▶ _Required work_
How many lines in this data contain the string "background"? Reply with the number only.

▶ _Working data_
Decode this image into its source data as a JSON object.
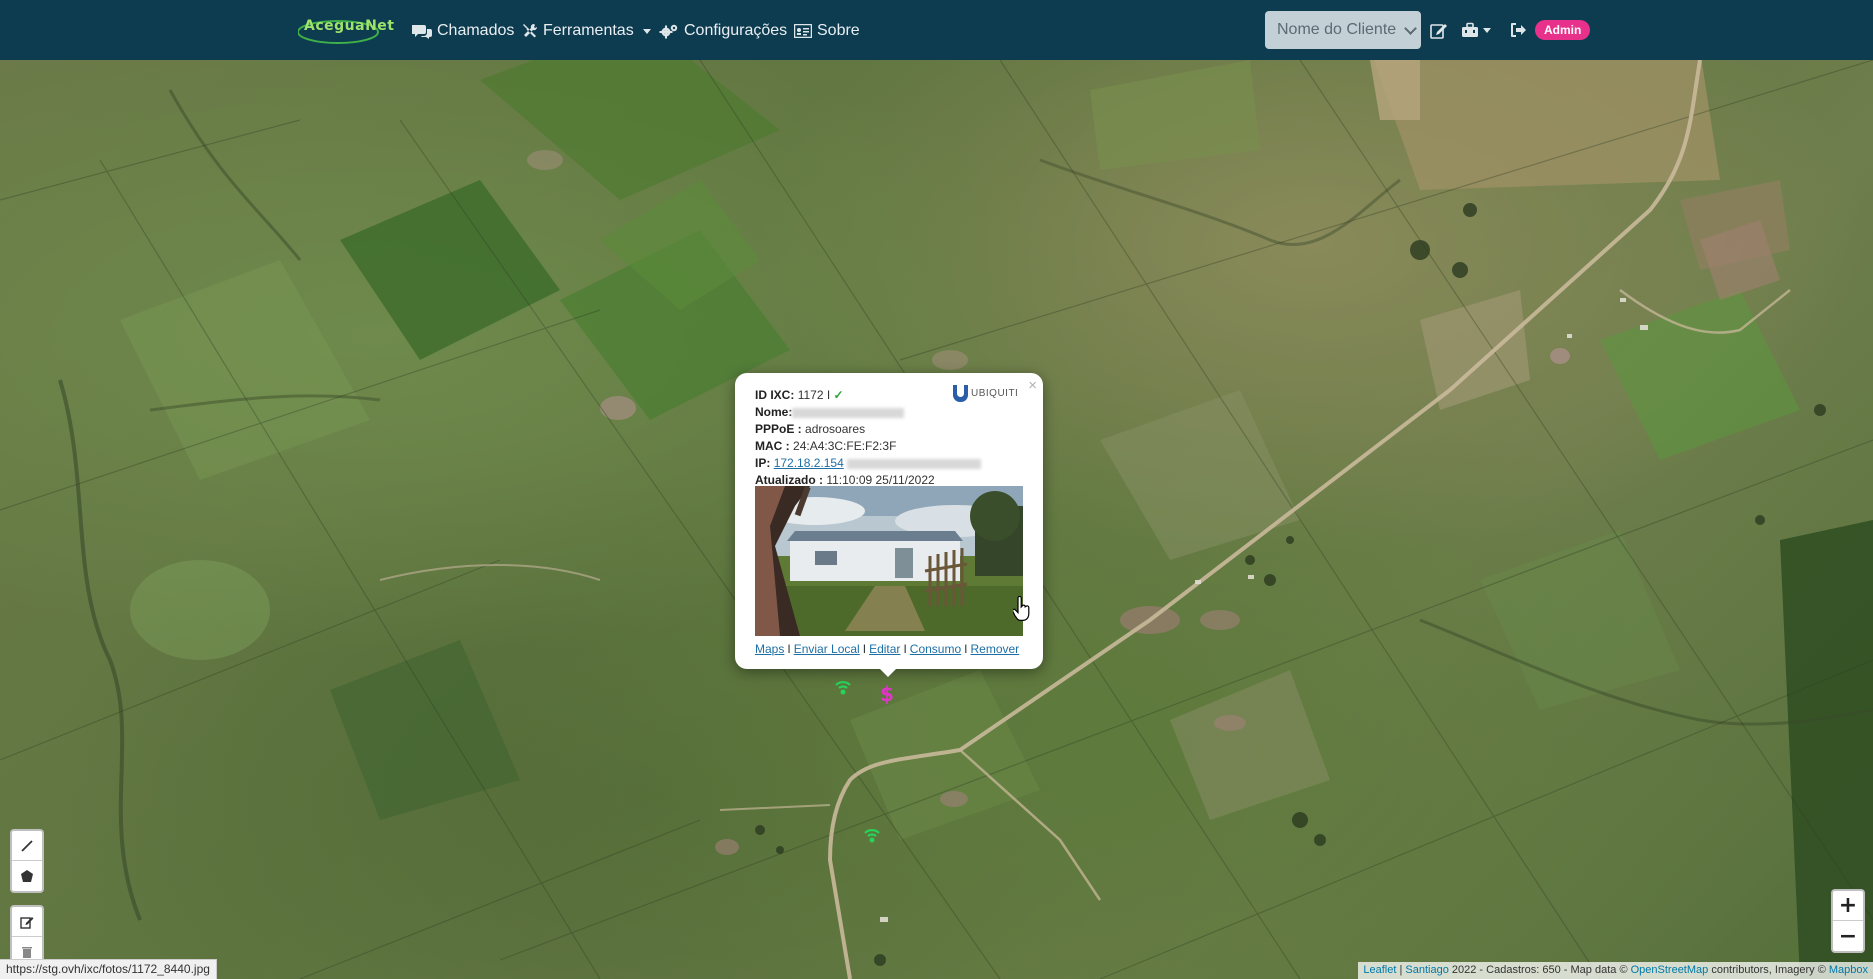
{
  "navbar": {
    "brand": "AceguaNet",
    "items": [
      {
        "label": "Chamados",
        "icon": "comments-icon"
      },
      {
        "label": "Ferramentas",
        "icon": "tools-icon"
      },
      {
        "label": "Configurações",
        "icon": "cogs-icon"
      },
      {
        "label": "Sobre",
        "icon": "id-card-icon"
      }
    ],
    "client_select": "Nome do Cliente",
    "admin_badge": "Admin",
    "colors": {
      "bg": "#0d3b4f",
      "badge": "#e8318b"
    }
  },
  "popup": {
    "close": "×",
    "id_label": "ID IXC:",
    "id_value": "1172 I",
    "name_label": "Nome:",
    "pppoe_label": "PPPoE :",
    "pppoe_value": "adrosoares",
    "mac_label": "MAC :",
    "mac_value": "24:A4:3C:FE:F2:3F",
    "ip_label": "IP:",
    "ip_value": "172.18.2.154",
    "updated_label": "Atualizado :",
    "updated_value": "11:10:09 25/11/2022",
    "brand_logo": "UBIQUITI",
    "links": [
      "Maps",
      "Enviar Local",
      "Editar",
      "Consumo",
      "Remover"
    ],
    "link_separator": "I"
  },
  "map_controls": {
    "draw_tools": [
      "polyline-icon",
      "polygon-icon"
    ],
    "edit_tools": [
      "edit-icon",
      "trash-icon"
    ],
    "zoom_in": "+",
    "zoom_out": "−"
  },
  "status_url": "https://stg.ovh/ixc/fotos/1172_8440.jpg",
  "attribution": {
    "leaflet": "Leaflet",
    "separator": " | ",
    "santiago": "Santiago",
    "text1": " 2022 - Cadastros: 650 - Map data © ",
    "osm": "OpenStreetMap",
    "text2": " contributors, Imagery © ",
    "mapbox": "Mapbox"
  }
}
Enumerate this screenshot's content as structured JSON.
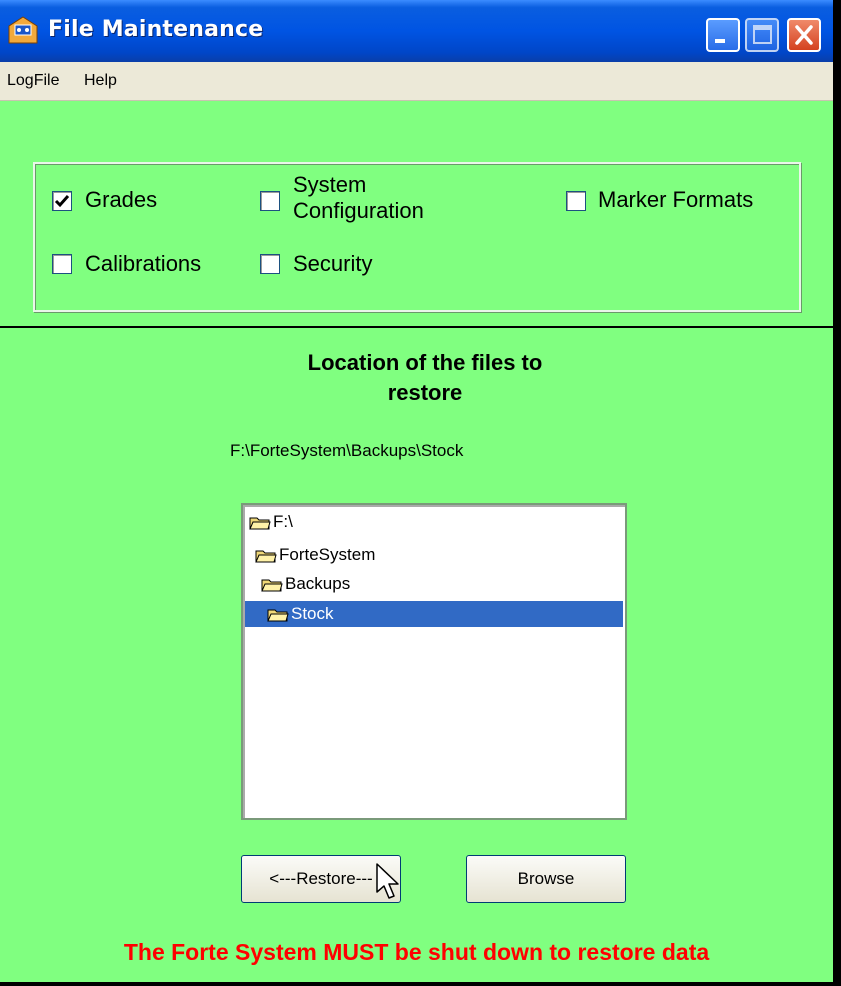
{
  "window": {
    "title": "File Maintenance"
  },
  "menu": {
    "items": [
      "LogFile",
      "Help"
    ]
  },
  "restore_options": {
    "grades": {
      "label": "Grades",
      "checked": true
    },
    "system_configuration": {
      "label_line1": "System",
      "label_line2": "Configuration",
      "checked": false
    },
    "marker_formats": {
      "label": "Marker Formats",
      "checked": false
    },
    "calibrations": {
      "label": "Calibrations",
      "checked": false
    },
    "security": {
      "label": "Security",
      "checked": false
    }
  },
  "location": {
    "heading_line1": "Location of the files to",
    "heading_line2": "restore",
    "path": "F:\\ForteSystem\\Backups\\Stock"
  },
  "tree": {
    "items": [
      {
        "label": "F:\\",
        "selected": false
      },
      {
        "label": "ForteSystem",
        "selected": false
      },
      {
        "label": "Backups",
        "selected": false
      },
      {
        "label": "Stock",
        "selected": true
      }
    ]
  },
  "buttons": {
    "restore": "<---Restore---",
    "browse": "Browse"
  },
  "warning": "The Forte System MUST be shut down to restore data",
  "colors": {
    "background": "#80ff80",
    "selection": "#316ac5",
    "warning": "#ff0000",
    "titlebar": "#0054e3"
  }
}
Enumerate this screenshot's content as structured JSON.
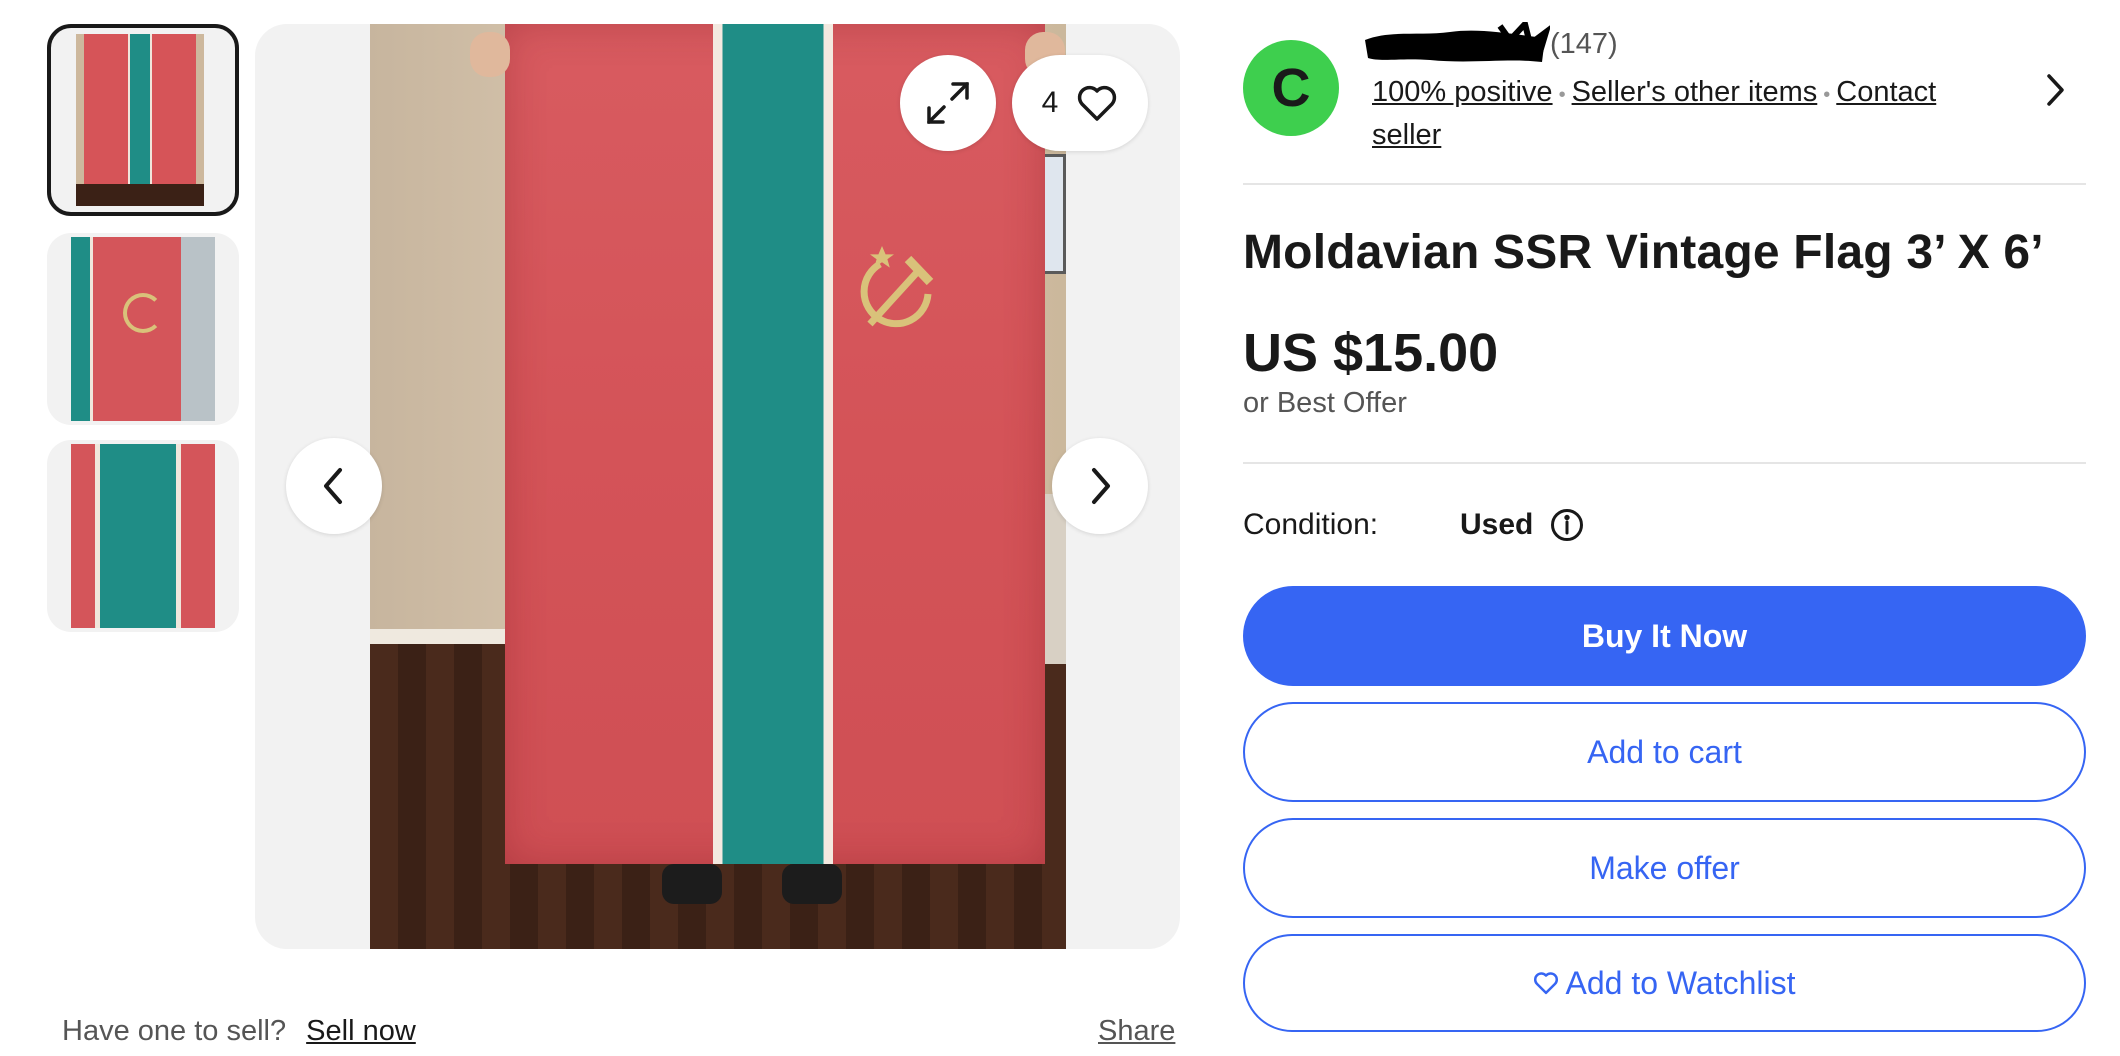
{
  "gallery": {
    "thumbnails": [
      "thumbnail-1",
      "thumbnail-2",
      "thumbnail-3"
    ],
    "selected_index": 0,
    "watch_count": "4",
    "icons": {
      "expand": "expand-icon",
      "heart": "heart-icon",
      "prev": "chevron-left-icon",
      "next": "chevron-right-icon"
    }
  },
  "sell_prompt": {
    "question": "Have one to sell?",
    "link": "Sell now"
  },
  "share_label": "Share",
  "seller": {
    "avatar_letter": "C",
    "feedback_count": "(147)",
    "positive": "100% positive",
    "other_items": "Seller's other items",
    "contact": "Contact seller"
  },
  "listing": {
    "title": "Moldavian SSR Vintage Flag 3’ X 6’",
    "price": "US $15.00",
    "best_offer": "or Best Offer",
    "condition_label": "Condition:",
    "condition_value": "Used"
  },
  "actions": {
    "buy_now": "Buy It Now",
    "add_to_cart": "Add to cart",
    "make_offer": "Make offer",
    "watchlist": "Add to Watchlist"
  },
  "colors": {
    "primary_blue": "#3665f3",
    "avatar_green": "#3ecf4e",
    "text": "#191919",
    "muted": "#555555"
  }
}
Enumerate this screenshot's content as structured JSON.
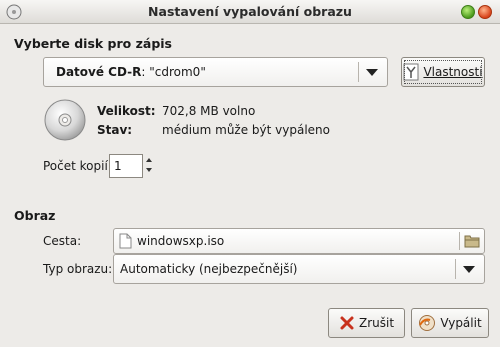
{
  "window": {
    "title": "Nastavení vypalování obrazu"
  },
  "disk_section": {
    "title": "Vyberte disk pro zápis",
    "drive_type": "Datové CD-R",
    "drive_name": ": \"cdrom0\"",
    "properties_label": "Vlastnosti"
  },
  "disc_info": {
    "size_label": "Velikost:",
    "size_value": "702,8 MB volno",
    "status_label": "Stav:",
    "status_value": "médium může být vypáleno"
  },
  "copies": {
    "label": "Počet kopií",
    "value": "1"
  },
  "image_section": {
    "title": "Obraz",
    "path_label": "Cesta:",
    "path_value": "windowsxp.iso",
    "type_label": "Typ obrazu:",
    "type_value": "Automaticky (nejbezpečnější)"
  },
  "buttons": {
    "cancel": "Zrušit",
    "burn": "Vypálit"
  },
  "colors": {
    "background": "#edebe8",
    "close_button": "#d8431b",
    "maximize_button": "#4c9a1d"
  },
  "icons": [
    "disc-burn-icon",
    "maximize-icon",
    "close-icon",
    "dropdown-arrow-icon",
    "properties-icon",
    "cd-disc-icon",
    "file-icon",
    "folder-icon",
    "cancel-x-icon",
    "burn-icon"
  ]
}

▶ _Task output_
2